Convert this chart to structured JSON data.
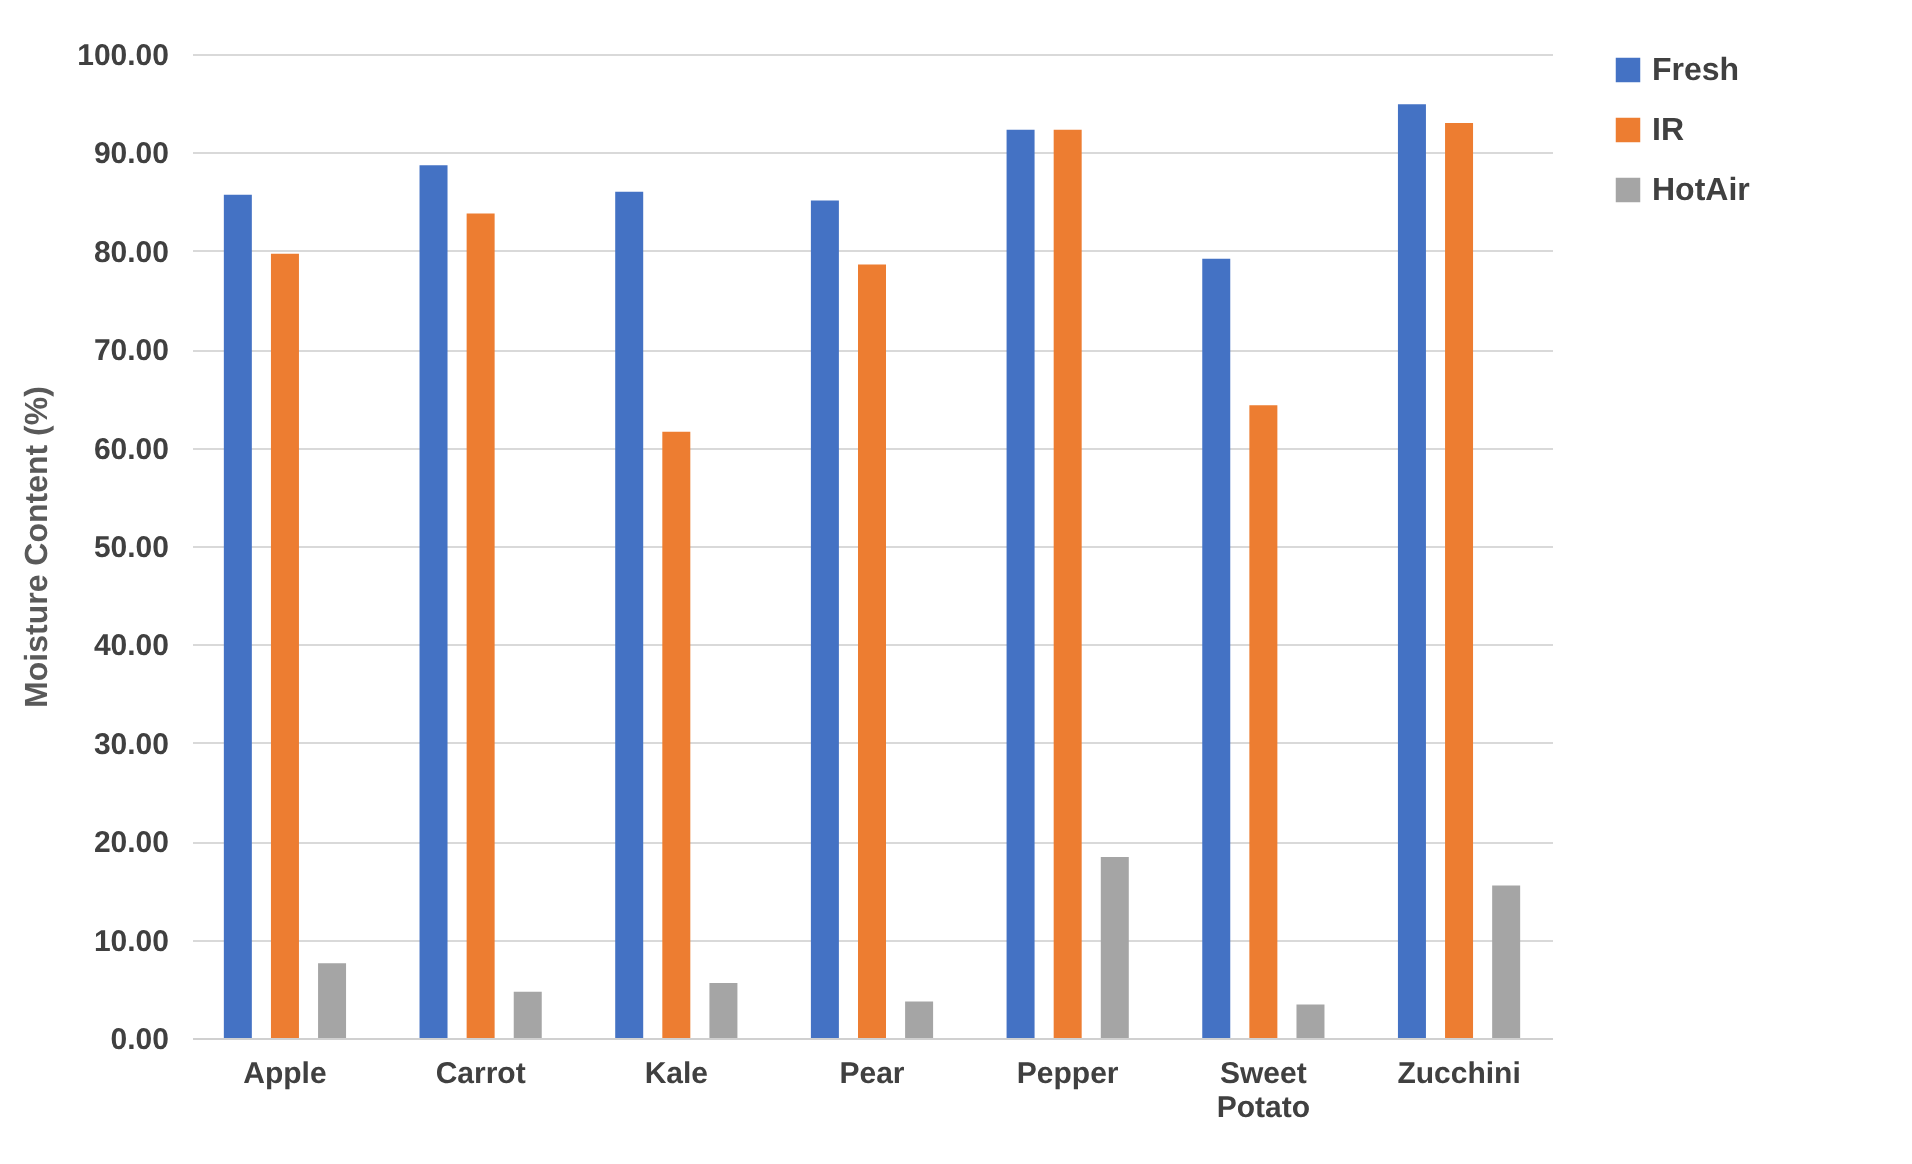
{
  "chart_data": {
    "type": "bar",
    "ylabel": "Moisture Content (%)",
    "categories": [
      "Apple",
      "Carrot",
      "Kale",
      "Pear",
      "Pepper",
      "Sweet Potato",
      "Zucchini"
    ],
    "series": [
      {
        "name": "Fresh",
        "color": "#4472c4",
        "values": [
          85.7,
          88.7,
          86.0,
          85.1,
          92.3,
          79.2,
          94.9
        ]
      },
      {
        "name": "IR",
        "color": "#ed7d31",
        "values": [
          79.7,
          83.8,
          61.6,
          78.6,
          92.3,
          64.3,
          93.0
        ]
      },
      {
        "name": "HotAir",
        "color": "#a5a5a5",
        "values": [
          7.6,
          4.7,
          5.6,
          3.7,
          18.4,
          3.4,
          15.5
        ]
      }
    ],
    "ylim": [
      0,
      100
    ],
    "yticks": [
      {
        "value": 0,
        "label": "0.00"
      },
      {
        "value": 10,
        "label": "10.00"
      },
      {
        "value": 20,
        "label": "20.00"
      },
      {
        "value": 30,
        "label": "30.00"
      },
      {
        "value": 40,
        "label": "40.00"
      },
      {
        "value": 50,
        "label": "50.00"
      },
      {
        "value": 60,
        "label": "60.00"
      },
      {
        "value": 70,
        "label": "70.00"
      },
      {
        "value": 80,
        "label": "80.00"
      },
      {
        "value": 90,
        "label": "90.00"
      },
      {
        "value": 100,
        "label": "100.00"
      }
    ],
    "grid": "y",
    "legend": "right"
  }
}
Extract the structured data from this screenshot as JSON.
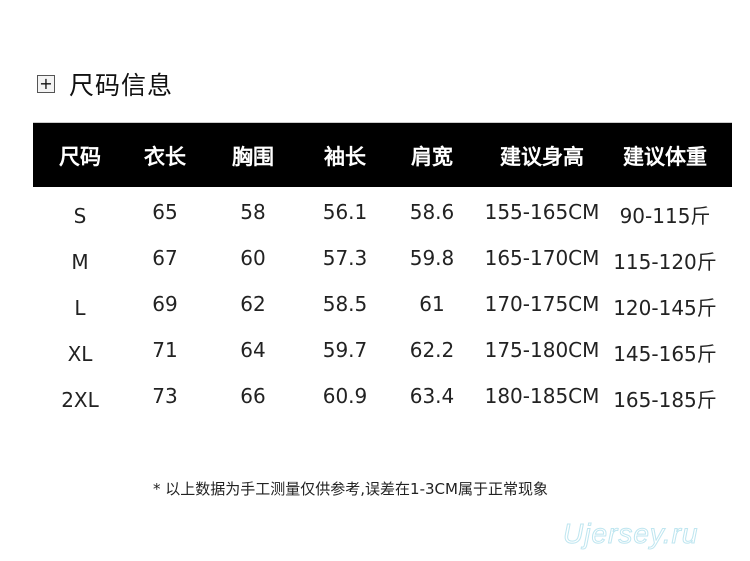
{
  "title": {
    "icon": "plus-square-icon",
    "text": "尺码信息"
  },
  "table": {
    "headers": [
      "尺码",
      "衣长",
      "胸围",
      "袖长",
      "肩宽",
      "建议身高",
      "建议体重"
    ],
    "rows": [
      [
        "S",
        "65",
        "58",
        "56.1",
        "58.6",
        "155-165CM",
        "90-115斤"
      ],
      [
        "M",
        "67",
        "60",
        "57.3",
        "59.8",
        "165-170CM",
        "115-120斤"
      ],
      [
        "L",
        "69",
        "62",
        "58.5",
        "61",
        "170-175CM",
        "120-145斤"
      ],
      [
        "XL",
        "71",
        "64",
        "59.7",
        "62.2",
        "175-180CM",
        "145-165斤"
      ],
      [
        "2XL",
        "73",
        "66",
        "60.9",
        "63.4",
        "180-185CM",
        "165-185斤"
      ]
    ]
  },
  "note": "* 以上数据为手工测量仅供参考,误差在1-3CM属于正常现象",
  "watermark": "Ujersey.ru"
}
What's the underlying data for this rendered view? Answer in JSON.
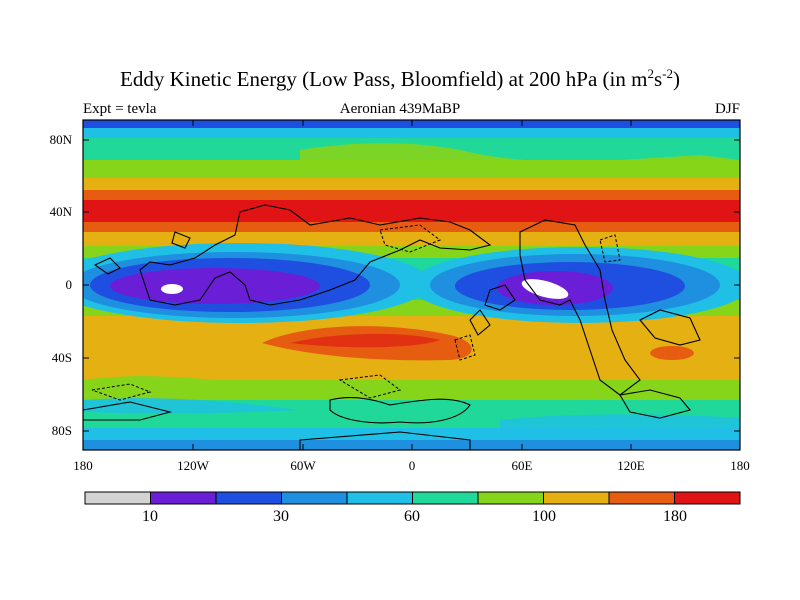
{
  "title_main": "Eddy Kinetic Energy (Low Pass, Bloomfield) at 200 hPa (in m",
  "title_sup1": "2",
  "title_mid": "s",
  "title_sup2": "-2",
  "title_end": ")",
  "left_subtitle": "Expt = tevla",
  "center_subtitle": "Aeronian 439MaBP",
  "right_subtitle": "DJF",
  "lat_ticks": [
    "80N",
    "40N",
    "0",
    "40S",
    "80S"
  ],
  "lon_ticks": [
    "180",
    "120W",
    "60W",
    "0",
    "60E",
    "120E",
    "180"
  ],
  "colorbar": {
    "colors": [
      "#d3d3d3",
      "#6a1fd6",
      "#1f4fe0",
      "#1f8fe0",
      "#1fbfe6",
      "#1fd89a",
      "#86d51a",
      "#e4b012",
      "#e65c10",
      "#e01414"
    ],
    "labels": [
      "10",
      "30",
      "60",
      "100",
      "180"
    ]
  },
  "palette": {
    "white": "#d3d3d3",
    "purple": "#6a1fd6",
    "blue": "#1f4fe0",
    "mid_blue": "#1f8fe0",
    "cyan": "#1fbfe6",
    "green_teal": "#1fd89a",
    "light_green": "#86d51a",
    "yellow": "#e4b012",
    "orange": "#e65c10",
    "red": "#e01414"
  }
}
----
- **The task**
Retype exactly, and only, the lines from the one containing "What's the underlying" through the end of the material, leaving aside every picture.

- **Result of the exercise**
What's the underlying data for this rendered view? Answer in JSON.
{
  "title_main": "Eddy Kinetic Energy (Low Pass, Bloomfield) at 200 hPa (in m",
  "title_sup1": "2",
  "title_mid": "s",
  "title_sup2": "-2",
  "title_end": ")",
  "left_subtitle": "Expt = tevla",
  "center_subtitle": "Aeronian 439MaBP",
  "right_subtitle": "DJF",
  "lat_ticks": [
    "80N",
    "40N",
    "0",
    "40S",
    "80S"
  ],
  "lon_ticks": [
    "180",
    "120W",
    "60W",
    "0",
    "60E",
    "120E",
    "180"
  ],
  "colorbar": {
    "colors": [
      "#d3d3d3",
      "#6a1fd6",
      "#1f4fe0",
      "#1f8fe0",
      "#1fbfe6",
      "#1fd89a",
      "#86d51a",
      "#e4b012",
      "#e65c10",
      "#e01414"
    ],
    "labels": [
      "10",
      "30",
      "60",
      "100",
      "180"
    ]
  },
  "palette": {
    "white": "#d3d3d3",
    "purple": "#6a1fd6",
    "blue": "#1f4fe0",
    "mid_blue": "#1f8fe0",
    "cyan": "#1fbfe6",
    "green_teal": "#1fd89a",
    "light_green": "#86d51a",
    "yellow": "#e4b012",
    "orange": "#e65c10",
    "red": "#e01414"
  }
}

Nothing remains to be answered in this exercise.